» What is asked
What lines of the data hold the string "JSON"? Pull each one out.

[Stored data entries]
------------

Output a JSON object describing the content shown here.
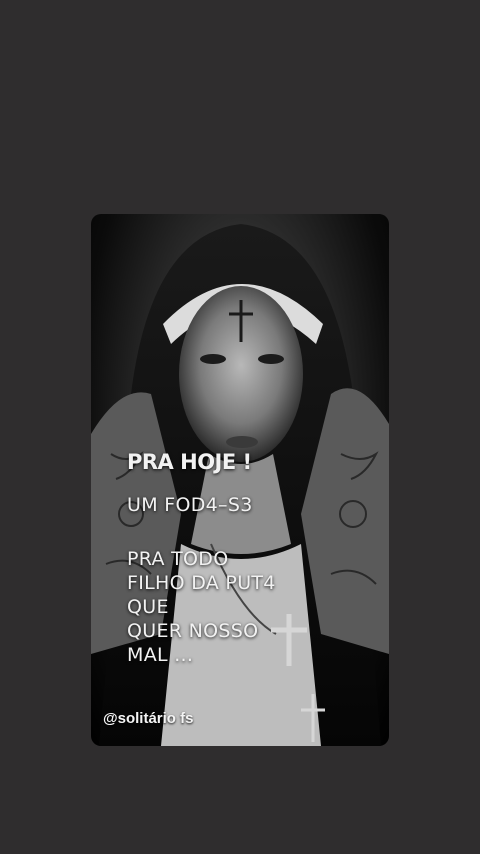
{
  "post": {
    "headline": "PRA HOJE !",
    "line1": "UM FOD4–S3",
    "lines": [
      "PRA TODO",
      "FILHO DA PUT4",
      "QUE",
      "QUER NOSSO",
      "MAL ..."
    ],
    "author_handle": "@solitário fs"
  },
  "colors": {
    "background": "#2f2d2e",
    "text": "#f2f2f2"
  },
  "icons": {
    "forehead_mark": "cross-icon",
    "necklace": "crucifix-icon"
  }
}
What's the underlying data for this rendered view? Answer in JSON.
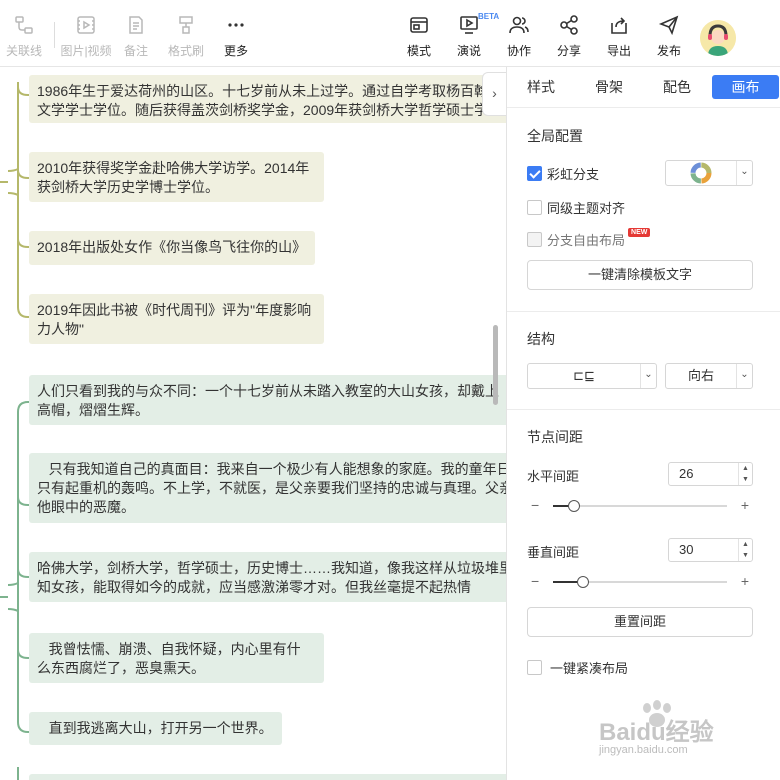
{
  "toolbar": {
    "left_buttons": [
      {
        "label": "关联线",
        "icon": "relation-line-icon",
        "disabled": true
      },
      {
        "label": "图片|视频",
        "icon": "media-icon",
        "disabled": true
      },
      {
        "label": "备注",
        "icon": "note-icon",
        "disabled": true
      },
      {
        "label": "格式刷",
        "icon": "format-brush-icon",
        "disabled": true
      },
      {
        "label": "更多",
        "icon": "more-icon",
        "disabled": false
      }
    ],
    "right_buttons": [
      {
        "label": "模式",
        "icon": "mode-icon"
      },
      {
        "label": "演说",
        "icon": "present-icon"
      },
      {
        "label": "协作",
        "icon": "collaborate-icon"
      },
      {
        "label": "分享",
        "icon": "share-icon"
      },
      {
        "label": "导出",
        "icon": "export-icon"
      },
      {
        "label": "发布",
        "icon": "publish-icon"
      }
    ],
    "beta_badge": "BETA"
  },
  "canvas": {
    "nodes_olive": [
      "1986年生于爱达荷州的山区。十七岁前从未上过学。通过自学考取杨百翰\n文学学士学位。随后获得盖茨剑桥奖学金，2009年获剑桥大学哲学硕士学",
      "2010年获得奖学金赴哈佛大学访学。2014年\n获剑桥大学历史学博士学位。",
      "2018年出版处女作《你当像鸟飞往你的山》",
      "2019年因此书被《时代周刊》评为\"年度影响\n力人物\""
    ],
    "nodes_green": [
      "人们只看到我的与众不同：一个十七岁前从未踏入教室的大山女孩，却戴上\n高帽，熠熠生辉。",
      "   只有我知道自己的真面目：我来自一个极少有人能想象的家庭。我的童年日\n只有起重机的轰鸣。不上学，不就医，是父亲要我们坚持的忠诚与真理。父亲\n他眼中的恶魔。",
      "哈佛大学，剑桥大学，哲学硕士，历史博士……我知道，像我这样从垃圾堆里\n知女孩，能取得如今的成就，应当感激涕零才对。但我丝毫提不起热情",
      "   我曾怯懦、崩溃、自我怀疑，内心里有什\n么东西腐烂了，恶臭熏天。",
      "   直到我逃离大山，打开另一个世界。"
    ],
    "colors": {
      "olive_branch": "#b5b86a",
      "green_branch": "#7db38e",
      "olive_node": "#f0f0e0",
      "green_node": "#e3eee6"
    }
  },
  "panel": {
    "tabs": [
      {
        "label": "样式",
        "active": false
      },
      {
        "label": "骨架",
        "active": false
      },
      {
        "label": "配色",
        "active": false
      },
      {
        "label": "画布",
        "active": true
      }
    ],
    "global_config": {
      "title": "全局配置",
      "rainbow_branch": {
        "label": "彩虹分支",
        "checked": true
      },
      "same_level_align": {
        "label": "同级主题对齐",
        "checked": false
      },
      "free_layout": {
        "label": "分支自由布局",
        "checked": false,
        "badge": "NEW"
      },
      "clear_template_button": "一键清除模板文字"
    },
    "structure": {
      "title": "结构",
      "layout_value": "⊏⊑",
      "direction_value": "向右"
    },
    "spacing": {
      "title": "节点间距",
      "horizontal": {
        "label": "水平间距",
        "value": "26",
        "slider_fraction": 0.12
      },
      "vertical": {
        "label": "垂直间距",
        "value": "30",
        "slider_fraction": 0.17
      },
      "reset_button": "重置间距",
      "compact_layout": {
        "label": "一键紧凑布局",
        "checked": false
      }
    }
  },
  "watermark": {
    "text": "Baidu经验",
    "subtext": "jingyan.baidu.com"
  },
  "accent_color": "#3b7cf4"
}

------------

» Completed exercise
Output a JSON object describing the content shown here.
What's the underlying data for this rendered view? Answer in JSON.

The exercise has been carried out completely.